:: Text passage

One senior manager recounted a story in which his BlackBerry device saved the day while he was on the road in Asia and unable to use his cell phone. He received an urgent e-mail from an important client in Russia and was able to quickly resolve a crisis.

"Without the BlackBerry, we would have disappointed the client. Instead, we gained business," Marshall says. Not long after the episode, the client re-upped for a year.

Marshall has used the same approach to persuade his bosses to invest in a KM (knowledge management) project. Even Lotus, the KM vendor, tried but couldn't quantify the returns Burson was realizing, so Marshall depends on anecdotes. Stories always emerge about how the KM system helps Burson's 1,600 employees in 77 offices service clients like one, cooperative unit.

::::

▶ Set of tasks:
**A)** Please answer these from the passage on Burson's BlackBerry and knowledge management use:
(i) In what region was the senior manager traveling when the urgent e-mail arrived?
(ii) For how long did the client re-up after the episode?
(iii) How many employees and offices does Burson have?
**B)** Continue the passage on Burson's BlackBerry and knowledge management use from its final sentence.

:: Entries shown

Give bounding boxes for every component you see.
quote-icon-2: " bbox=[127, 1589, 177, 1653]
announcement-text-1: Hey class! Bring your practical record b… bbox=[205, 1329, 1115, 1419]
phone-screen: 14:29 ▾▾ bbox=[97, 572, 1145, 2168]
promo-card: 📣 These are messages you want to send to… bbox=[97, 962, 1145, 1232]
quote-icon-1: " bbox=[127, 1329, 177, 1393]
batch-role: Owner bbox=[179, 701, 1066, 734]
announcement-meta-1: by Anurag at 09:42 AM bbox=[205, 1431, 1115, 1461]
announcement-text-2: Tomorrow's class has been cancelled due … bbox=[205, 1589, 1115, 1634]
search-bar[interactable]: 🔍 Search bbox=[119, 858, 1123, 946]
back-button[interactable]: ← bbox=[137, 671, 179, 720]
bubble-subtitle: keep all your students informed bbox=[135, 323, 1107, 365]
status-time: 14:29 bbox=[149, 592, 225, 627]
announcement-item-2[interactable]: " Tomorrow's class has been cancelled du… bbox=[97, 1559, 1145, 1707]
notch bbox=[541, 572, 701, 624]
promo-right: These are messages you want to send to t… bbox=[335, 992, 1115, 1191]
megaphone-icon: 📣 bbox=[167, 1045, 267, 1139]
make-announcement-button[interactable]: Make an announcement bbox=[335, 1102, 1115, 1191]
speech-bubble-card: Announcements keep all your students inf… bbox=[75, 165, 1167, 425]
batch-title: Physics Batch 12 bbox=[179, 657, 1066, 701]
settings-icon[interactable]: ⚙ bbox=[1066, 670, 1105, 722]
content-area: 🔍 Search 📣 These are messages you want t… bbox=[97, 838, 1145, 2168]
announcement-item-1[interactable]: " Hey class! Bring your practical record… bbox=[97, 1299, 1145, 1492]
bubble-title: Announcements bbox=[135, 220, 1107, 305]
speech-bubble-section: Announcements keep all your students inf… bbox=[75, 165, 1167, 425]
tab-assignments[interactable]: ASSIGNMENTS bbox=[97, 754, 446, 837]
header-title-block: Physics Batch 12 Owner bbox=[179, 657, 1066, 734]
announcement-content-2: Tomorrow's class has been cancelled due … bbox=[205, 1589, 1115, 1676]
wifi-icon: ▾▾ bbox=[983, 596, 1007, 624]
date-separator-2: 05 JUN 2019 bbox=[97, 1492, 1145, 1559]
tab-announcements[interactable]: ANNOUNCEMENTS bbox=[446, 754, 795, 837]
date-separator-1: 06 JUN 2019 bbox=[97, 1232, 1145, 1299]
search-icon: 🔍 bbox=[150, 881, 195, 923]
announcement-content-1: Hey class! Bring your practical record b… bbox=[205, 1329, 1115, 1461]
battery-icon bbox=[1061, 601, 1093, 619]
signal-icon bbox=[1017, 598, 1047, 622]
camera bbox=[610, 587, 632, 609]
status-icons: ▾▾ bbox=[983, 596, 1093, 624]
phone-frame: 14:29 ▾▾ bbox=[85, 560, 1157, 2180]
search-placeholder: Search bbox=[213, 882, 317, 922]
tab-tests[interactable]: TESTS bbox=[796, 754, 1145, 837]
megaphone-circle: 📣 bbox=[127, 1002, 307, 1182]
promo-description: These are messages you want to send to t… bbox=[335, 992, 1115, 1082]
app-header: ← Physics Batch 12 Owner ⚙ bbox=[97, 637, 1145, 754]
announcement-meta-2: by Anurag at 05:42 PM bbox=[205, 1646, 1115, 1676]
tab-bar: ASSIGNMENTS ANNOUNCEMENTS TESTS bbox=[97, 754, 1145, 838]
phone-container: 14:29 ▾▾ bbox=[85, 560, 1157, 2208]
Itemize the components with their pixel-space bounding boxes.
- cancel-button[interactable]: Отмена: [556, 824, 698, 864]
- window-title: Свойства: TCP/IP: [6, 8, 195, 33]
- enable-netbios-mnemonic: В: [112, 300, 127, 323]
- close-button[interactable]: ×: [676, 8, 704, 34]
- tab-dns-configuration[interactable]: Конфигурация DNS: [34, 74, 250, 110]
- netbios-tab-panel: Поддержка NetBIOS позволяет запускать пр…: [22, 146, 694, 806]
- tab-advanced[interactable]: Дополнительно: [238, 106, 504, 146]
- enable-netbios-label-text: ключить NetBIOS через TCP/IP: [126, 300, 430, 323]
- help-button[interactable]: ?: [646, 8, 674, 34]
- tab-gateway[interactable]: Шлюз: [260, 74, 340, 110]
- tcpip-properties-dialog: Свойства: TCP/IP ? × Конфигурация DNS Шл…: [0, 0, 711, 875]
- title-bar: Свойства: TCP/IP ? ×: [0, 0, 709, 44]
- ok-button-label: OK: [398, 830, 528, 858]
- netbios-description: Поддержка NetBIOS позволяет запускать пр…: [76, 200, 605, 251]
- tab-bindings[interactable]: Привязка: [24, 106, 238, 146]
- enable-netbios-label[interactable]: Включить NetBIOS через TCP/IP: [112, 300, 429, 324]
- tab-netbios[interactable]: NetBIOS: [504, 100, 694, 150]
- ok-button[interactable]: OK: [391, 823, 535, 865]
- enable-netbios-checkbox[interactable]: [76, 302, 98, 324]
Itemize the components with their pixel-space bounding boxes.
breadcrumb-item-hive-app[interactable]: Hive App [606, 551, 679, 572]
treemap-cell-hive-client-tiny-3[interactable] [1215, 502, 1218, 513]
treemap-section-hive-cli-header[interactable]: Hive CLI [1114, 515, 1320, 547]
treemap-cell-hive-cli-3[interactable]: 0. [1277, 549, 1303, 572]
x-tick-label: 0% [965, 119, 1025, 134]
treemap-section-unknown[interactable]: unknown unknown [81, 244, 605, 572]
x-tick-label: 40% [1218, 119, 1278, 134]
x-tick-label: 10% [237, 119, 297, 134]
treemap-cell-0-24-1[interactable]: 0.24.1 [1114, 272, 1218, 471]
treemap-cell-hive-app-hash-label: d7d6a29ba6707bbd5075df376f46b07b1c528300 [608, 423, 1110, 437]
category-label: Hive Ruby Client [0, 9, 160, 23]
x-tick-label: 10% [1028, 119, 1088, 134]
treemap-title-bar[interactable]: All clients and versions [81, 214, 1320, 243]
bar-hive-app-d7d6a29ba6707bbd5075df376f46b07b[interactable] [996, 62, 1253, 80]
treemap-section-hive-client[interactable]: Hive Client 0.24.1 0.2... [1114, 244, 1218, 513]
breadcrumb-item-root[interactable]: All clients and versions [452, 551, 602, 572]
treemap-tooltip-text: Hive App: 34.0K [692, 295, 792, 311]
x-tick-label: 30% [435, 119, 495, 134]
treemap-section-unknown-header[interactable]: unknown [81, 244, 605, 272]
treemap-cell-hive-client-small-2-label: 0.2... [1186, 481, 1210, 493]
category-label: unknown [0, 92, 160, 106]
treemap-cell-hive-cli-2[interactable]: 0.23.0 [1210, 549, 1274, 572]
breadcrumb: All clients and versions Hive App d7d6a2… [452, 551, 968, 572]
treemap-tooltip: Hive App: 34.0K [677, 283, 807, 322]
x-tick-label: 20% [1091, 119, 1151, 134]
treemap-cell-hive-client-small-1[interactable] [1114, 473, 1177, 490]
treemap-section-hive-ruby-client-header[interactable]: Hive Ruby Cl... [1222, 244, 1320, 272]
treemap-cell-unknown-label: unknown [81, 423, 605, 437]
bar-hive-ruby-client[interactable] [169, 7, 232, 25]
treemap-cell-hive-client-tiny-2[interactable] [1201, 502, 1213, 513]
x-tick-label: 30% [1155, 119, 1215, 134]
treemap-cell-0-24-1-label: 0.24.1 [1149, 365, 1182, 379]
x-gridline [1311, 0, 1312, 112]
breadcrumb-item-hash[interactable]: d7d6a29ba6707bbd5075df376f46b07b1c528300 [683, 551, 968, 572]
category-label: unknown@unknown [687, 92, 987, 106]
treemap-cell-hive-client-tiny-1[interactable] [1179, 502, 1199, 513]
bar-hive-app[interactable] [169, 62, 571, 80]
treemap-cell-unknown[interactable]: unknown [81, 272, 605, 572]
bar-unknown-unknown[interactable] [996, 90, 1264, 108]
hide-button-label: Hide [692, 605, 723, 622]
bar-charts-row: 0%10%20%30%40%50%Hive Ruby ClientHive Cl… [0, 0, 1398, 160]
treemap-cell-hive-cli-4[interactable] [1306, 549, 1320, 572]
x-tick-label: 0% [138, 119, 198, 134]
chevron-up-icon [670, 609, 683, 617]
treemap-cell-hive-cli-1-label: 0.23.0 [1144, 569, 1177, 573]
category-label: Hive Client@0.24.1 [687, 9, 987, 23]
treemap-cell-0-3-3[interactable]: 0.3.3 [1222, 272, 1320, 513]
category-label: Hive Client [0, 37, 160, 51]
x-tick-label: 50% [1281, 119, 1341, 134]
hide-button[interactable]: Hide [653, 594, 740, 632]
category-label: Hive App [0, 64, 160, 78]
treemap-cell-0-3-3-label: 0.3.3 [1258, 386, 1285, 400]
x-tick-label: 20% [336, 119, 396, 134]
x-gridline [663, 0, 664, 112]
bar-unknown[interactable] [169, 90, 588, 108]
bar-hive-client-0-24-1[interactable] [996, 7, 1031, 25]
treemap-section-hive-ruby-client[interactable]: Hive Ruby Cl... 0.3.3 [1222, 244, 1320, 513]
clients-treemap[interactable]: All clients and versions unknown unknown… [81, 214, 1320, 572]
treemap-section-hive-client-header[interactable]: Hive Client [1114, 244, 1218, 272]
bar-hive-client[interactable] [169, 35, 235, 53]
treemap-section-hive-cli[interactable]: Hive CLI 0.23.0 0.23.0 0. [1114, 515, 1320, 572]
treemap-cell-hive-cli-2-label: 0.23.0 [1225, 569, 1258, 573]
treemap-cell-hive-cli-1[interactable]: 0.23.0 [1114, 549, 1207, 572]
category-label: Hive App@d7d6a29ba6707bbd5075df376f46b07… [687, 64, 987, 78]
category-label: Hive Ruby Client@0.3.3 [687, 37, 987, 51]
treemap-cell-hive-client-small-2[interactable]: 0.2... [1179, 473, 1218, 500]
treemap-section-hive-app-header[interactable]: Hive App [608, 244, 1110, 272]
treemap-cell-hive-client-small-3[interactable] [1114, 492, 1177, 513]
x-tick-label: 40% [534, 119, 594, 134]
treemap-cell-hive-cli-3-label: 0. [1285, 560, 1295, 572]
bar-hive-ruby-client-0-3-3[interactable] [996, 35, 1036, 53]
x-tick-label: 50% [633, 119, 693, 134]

::::

▶ Answers for the exercise:
**A)**
(i) Asia
(ii) A year
(iii) 1,600 employees in 77 offices

**B)**
Indeed, analysts say ROI doesn't work all the time. It's good for industrial businesses but doesn't apply well to knowledge-based industries, says Gartner analyst Roger Fulton. For those businesses, customer loyalty is a priority, but it's almost impossible to tie IT investments to fostering that loyalty and then place a value on that loyalty, he says.

Even when ROI analysis is the way to go, be careful about trusting vendor-supplied calculations. "There's no such thing as average ROI," says Rebecca Wetteman, an analyst at Nucleus Research. She uses the example of Microsoft's BizTalk Server. A shop that already has a heavy investment in Microsoft technology will see much higher ROI than one that doesn't. One size doesn't fit all.